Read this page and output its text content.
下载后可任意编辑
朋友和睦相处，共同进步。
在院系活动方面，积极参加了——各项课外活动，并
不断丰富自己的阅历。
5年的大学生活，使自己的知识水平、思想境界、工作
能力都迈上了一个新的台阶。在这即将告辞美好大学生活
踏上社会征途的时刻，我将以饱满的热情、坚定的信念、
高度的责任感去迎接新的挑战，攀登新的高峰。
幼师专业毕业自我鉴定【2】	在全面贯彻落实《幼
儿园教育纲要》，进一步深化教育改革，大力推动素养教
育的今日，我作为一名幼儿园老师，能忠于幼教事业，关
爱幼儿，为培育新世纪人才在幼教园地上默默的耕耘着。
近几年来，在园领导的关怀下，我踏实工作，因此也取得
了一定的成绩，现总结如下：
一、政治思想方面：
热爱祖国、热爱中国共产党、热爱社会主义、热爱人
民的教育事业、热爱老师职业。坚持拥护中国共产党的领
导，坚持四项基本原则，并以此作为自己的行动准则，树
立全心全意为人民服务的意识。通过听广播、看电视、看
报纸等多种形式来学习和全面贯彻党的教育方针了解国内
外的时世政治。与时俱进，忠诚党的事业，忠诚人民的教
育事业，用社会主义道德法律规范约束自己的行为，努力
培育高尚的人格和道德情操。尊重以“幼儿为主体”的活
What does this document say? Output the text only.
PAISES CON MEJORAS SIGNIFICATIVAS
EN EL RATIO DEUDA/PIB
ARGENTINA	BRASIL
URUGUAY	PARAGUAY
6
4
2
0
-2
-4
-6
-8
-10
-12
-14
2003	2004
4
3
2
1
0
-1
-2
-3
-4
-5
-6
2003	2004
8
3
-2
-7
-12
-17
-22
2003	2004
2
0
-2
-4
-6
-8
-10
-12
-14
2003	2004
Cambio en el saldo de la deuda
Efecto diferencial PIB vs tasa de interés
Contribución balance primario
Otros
-*-*-
SET TASK ::
Emit verbatim the lines running from the one with "What does this" through the last line of the data, both endpoints inclusive.

SOLUTION TO THE EXERCISE ::
What does this document say? Output the text only.
PAISES CON MEJORAS SIGNIFICATIVAS
EN EL RATIO DEUDA/PIB
ARGENTINA	BRASIL
URUGUAY	PARAGUAY
6
4
2
0
-2
-4
-6
-8
-10
-12
-14
2003	2004
4
3
2
1
0
-1
-2
-3
-4
-5
-6
2003	2004
8
3
-2
-7
-12
-17
-22
2003	2004
2
0
-2
-4
-6
-8
-10
-12
-14
2003	2004
Cambio en el saldo de la deuda
Efecto diferencial PIB vs tasa de interés
Contribución balance primario
Otros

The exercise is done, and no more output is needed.